→ **Your task**: Print all of the data exactly as written.

____ Entries provided

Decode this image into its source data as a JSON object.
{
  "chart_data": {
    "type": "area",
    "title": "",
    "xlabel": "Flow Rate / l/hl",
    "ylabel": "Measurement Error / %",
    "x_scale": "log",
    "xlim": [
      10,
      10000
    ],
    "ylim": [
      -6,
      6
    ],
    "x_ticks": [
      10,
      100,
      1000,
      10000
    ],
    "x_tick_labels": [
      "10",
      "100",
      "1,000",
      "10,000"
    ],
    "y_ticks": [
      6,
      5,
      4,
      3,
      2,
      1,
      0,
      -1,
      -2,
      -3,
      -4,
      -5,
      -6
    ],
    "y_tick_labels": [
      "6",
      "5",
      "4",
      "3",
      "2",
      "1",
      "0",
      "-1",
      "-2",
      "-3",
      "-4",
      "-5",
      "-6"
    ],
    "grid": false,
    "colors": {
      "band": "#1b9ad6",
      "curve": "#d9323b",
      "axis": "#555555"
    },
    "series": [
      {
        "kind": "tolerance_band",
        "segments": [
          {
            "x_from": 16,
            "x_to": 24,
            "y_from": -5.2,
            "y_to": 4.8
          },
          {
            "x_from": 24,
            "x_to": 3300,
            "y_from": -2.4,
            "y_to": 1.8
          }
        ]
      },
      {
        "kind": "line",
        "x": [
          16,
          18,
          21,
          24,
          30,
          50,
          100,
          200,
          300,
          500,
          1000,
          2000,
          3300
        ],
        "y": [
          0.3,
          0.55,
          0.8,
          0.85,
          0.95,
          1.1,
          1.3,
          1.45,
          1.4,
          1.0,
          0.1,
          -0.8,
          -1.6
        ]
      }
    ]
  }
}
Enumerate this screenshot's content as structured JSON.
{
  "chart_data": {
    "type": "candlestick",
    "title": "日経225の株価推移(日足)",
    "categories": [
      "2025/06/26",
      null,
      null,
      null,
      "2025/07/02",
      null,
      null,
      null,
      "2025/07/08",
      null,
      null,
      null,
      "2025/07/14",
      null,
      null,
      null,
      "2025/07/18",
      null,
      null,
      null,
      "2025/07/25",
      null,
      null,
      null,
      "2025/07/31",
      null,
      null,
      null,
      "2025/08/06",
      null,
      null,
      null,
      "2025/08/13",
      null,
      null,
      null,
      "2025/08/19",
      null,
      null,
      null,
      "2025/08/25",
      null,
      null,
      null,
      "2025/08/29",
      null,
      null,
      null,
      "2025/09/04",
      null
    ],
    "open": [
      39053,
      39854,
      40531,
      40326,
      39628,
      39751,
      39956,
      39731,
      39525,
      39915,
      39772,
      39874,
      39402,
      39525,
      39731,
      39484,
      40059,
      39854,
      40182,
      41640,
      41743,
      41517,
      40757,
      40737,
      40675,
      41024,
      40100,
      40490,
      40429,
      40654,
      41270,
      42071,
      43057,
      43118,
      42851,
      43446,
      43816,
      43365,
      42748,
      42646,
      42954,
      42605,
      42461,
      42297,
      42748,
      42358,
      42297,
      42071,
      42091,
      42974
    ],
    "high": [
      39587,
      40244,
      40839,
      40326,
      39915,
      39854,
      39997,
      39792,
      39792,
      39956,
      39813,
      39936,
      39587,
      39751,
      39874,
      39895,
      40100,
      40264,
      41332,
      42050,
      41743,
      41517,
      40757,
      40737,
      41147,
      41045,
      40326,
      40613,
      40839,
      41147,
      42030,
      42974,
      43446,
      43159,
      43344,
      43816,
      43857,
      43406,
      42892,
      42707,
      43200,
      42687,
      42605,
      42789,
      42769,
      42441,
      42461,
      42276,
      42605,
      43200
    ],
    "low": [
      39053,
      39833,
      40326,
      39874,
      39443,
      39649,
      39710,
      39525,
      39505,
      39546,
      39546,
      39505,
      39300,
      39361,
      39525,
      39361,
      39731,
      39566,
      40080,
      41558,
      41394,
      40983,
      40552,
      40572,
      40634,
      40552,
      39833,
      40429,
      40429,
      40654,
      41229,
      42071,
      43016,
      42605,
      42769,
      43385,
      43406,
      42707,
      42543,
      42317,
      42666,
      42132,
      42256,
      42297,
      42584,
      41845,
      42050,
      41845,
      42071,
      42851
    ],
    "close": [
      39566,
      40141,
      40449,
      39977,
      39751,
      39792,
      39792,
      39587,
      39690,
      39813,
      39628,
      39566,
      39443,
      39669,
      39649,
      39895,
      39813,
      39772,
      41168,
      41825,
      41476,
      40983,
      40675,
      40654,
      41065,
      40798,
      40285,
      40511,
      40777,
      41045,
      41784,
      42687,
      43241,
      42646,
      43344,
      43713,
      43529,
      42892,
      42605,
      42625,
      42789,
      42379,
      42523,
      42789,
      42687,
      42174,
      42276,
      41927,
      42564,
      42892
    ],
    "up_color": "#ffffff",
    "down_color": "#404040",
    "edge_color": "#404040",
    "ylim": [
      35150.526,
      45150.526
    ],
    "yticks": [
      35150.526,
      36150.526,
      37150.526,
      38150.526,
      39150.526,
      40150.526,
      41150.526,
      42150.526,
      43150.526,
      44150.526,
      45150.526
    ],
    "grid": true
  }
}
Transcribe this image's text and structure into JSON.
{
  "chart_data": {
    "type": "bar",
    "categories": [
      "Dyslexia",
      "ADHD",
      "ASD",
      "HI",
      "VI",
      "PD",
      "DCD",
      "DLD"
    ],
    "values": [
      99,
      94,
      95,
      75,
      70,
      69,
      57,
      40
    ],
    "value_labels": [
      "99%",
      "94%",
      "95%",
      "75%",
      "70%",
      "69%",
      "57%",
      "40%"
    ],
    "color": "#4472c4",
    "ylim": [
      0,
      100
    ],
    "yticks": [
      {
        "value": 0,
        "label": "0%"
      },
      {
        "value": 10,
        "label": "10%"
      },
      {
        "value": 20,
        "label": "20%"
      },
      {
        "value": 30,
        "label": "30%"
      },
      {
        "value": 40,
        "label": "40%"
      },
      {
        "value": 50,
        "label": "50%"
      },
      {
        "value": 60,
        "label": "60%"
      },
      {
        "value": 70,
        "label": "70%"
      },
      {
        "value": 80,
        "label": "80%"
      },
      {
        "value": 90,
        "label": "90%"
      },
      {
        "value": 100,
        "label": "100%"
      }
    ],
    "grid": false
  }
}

________

→ **Answer to this problem**:
Decode this image into its source data as a JSON object.
{
  "chart_data": {
    "type": "area",
    "title": "",
    "xlabel": "Flow Rate / l/hl",
    "ylabel": "Measurement Error / %",
    "x_scale": "log",
    "xlim": [
      10,
      10000
    ],
    "ylim": [
      -6,
      6
    ],
    "x_ticks": [
      10,
      100,
      1000,
      10000
    ],
    "x_tick_labels": [
      "10",
      "100",
      "1,000",
      "10,000"
    ],
    "y_ticks": [
      6,
      5,
      4,
      3,
      2,
      1,
      0,
      -1,
      -2,
      -3,
      -4,
      -5,
      -6
    ],
    "y_tick_labels": [
      "6",
      "5",
      "4",
      "3",
      "2",
      "1",
      "0",
      "-1",
      "-2",
      "-3",
      "-4",
      "-5",
      "-6"
    ],
    "grid": false,
    "colors": {
      "band": "#1b9ad6",
      "curve": "#d9323b",
      "axis": "#555555"
    },
    "series": [
      {
        "kind": "tolerance_band",
        "segments": [
          {
            "x_from": 16,
            "x_to": 24,
            "y_from": -5.2,
            "y_to": 4.8
          },
          {
            "x_from": 24,
            "x_to": 3300,
            "y_from": -2.4,
            "y_to": 1.8
          }
        ]
      },
      {
        "kind": "line",
        "x": [
          16,
          18,
          21,
          24,
          30,
          50,
          100,
          200,
          300,
          500,
          1000,
          2000,
          3300
        ],
        "y": [
          0.3,
          0.55,
          0.8,
          0.85,
          0.95,
          1.1,
          1.3,
          1.45,
          1.4,
          1.0,
          0.1,
          -0.8,
          -1.6
        ]
      }
    ]
  }
}
Enumerate this screenshot's content as structured JSON.
{
  "chart_data": {
    "type": "candlestick",
    "title": "日経225の株価推移(日足)",
    "categories": [
      "2025/06/26",
      null,
      null,
      null,
      "2025/07/02",
      null,
      null,
      null,
      "2025/07/08",
      null,
      null,
      null,
      "2025/07/14",
      null,
      null,
      null,
      "2025/07/18",
      null,
      null,
      null,
      "2025/07/25",
      null,
      null,
      null,
      "2025/07/31",
      null,
      null,
      null,
      "2025/08/06",
      null,
      null,
      null,
      "2025/08/13",
      null,
      null,
      null,
      "2025/08/19",
      null,
      null,
      null,
      "2025/08/25",
      null,
      null,
      null,
      "2025/08/29",
      null,
      null,
      null,
      "2025/09/04",
      null
    ],
    "open": [
      39053,
      39854,
      40531,
      40326,
      39628,
      39751,
      39956,
      39731,
      39525,
      39915,
      39772,
      39874,
      39402,
      39525,
      39731,
      39484,
      40059,
      39854,
      40182,
      41640,
      41743,
      41517,
      40757,
      40737,
      40675,
      41024,
      40100,
      40490,
      40429,
      40654,
      41270,
      42071,
      43057,
      43118,
      42851,
      43446,
      43816,
      43365,
      42748,
      42646,
      42954,
      42605,
      42461,
      42297,
      42748,
      42358,
      42297,
      42071,
      42091,
      42974
    ],
    "high": [
      39587,
      40244,
      40839,
      40326,
      39915,
      39854,
      39997,
      39792,
      39792,
      39956,
      39813,
      39936,
      39587,
      39751,
      39874,
      39895,
      40100,
      40264,
      41332,
      42050,
      41743,
      41517,
      40757,
      40737,
      41147,
      41045,
      40326,
      40613,
      40839,
      41147,
      42030,
      42974,
      43446,
      43159,
      43344,
      43816,
      43857,
      43406,
      42892,
      42707,
      43200,
      42687,
      42605,
      42789,
      42769,
      42441,
      42461,
      42276,
      42605,
      43200
    ],
    "low": [
      39053,
      39833,
      40326,
      39874,
      39443,
      39649,
      39710,
      39525,
      39505,
      39546,
      39546,
      39505,
      39300,
      39361,
      39525,
      39361,
      39731,
      39566,
      40080,
      41558,
      41394,
      40983,
      40552,
      40572,
      40634,
      40552,
      39833,
      40429,
      40429,
      40654,
      41229,
      42071,
      43016,
      42605,
      42769,
      43385,
      43406,
      42707,
      42543,
      42317,
      42666,
      42132,
      42256,
      42297,
      42584,
      41845,
      42050,
      41845,
      42071,
      42851
    ],
    "close": [
      39566,
      40141,
      40449,
      39977,
      39751,
      39792,
      39792,
      39587,
      39690,
      39813,
      39628,
      39566,
      39443,
      39669,
      39649,
      39895,
      39813,
      39772,
      41168,
      41825,
      41476,
      40983,
      40675,
      40654,
      41065,
      40798,
      40285,
      40511,
      40777,
      41045,
      41784,
      42687,
      43241,
      42646,
      43344,
      43713,
      43529,
      42892,
      42605,
      42625,
      42789,
      42379,
      42523,
      42789,
      42687,
      42174,
      42276,
      41927,
      42564,
      42892
    ],
    "up_color": "#ffffff",
    "down_color": "#404040",
    "edge_color": "#404040",
    "ylim": [
      35150.526,
      45150.526
    ],
    "yticks": [
      35150.526,
      36150.526,
      37150.526,
      38150.526,
      39150.526,
      40150.526,
      41150.526,
      42150.526,
      43150.526,
      44150.526,
      45150.526
    ],
    "grid": true
  }
}
Transcribe this image's text and structure into JSON.
{
  "chart_data": {
    "type": "bar",
    "categories": [
      "Dyslexia",
      "ADHD",
      "ASD",
      "HI",
      "VI",
      "PD",
      "DCD",
      "DLD"
    ],
    "values": [
      99,
      94,
      95,
      75,
      70,
      69,
      57,
      40
    ],
    "value_labels": [
      "99%",
      "94%",
      "95%",
      "75%",
      "70%",
      "69%",
      "57%",
      "40%"
    ],
    "color": "#4472c4",
    "ylim": [
      0,
      100
    ],
    "yticks": [
      {
        "value": 0,
        "label": "0%"
      },
      {
        "value": 10,
        "label": "10%"
      },
      {
        "value": 20,
        "label": "20%"
      },
      {
        "value": 30,
        "label": "30%"
      },
      {
        "value": 40,
        "label": "40%"
      },
      {
        "value": 50,
        "label": "50%"
      },
      {
        "value": 60,
        "label": "60%"
      },
      {
        "value": 70,
        "label": "70%"
      },
      {
        "value": 80,
        "label": "80%"
      },
      {
        "value": 90,
        "label": "90%"
      },
      {
        "value": 100,
        "label": "100%"
      }
    ],
    "grid": false
  }
}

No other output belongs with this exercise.